▶ STATED PROBLEM: Extract each record and reproduce it exactly.

▶ DATA FOR THE TASK:
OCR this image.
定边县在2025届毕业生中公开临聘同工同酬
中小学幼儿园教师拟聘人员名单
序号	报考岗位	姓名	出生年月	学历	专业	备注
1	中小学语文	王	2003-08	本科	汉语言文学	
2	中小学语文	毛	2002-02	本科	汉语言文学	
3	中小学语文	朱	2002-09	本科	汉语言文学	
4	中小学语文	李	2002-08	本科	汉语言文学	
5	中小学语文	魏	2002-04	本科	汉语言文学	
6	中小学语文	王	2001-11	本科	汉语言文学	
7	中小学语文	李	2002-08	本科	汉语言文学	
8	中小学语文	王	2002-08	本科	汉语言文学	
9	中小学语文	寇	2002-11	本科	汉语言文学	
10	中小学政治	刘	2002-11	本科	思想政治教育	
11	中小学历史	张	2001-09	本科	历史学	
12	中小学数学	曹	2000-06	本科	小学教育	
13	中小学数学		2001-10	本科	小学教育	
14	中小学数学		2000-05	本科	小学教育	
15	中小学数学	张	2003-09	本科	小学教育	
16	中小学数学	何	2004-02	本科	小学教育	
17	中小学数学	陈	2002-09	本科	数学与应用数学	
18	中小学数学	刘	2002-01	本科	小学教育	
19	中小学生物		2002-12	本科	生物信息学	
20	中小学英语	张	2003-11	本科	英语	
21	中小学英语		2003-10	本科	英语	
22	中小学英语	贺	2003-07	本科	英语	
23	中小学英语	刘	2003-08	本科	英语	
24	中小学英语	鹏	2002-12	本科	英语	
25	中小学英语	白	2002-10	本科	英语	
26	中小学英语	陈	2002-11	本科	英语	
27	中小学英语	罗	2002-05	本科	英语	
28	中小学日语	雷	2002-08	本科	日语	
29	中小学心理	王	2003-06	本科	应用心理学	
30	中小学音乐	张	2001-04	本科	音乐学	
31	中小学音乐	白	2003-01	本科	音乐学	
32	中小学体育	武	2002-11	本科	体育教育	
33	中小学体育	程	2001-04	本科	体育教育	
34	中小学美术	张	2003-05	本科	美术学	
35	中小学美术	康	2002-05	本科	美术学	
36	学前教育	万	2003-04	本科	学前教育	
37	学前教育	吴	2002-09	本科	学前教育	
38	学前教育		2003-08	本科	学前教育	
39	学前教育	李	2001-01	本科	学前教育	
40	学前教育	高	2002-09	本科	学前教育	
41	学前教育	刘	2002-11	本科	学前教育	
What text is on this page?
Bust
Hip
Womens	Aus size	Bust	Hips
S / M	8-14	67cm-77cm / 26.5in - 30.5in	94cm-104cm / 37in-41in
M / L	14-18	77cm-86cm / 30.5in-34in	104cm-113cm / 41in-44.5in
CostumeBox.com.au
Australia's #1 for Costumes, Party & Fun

▶ ANSWER TO THE EXERCISE:
OCR this image.
定边县在2025届毕业生中公开临聘同工同酬
中小学幼儿园教师拟聘人员名单
序号	报考岗位	姓名	出生年月	学历	专业	备注
1	中小学语文	王	2003-08	本科	汉语言文学	
2	中小学语文	毛	2002-02	本科	汉语言文学	
3	中小学语文	朱	2002-09	本科	汉语言文学	
4	中小学语文	李	2002-08	本科	汉语言文学	
5	中小学语文	魏	2002-04	本科	汉语言文学	
6	中小学语文	王	2001-11	本科	汉语言文学	
7	中小学语文	李	2002-08	本科	汉语言文学	
8	中小学语文	王	2002-08	本科	汉语言文学	
9	中小学语文	寇	2002-11	本科	汉语言文学	
10	中小学政治	刘	2002-11	本科	思想政治教育	
11	中小学历史	张	2001-09	本科	历史学	
12	中小学数学	曹	2000-06	本科	小学教育	
13	中小学数学		2001-10	本科	小学教育	
14	中小学数学		2000-05	本科	小学教育	
15	中小学数学	张	2003-09	本科	小学教育	
16	中小学数学	何	2004-02	本科	小学教育	
17	中小学数学	陈	2002-09	本科	数学与应用数学	
18	中小学数学	刘	2002-01	本科	小学教育	
19	中小学生物		2002-12	本科	生物信息学	
20	中小学英语	张	2003-11	本科	英语	
21	中小学英语		2003-10	本科	英语	
22	中小学英语	贺	2003-07	本科	英语	
23	中小学英语	刘	2003-08	本科	英语	
24	中小学英语	鹏	2002-12	本科	英语	
25	中小学英语	白	2002-10	本科	英语	
26	中小学英语	陈	2002-11	本科	英语	
27	中小学英语	罗	2002-05	本科	英语	
28	中小学日语	雷	2002-08	本科	日语	
29	中小学心理	王	2003-06	本科	应用心理学	
30	中小学音乐	张	2001-04	本科	音乐学	
31	中小学音乐	白	2003-01	本科	音乐学	
32	中小学体育	武	2002-11	本科	体育教育	
33	中小学体育	程	2001-04	本科	体育教育	
34	中小学美术	张	2003-05	本科	美术学	
35	中小学美术	康	2002-05	本科	美术学	
36	学前教育	万	2003-04	本科	学前教育	
37	学前教育	吴	2002-09	本科	学前教育	
38	学前教育		2003-08	本科	学前教育	
39	学前教育	李	2001-01	本科	学前教育	
40	学前教育	高	2002-09	本科	学前教育	
41	学前教育	刘	2002-11	本科	学前教育	
What text is on this page?
Bust
Hip
Womens	Aus size	Bust	Hips
S / M	8-14	67cm-77cm / 26.5in - 30.5in	94cm-104cm / 37in-41in
M / L	14-18	77cm-86cm / 30.5in-34in	104cm-113cm / 41in-44.5in
CostumeBox.com.au
Australia's #1 for Costumes, Party & Fun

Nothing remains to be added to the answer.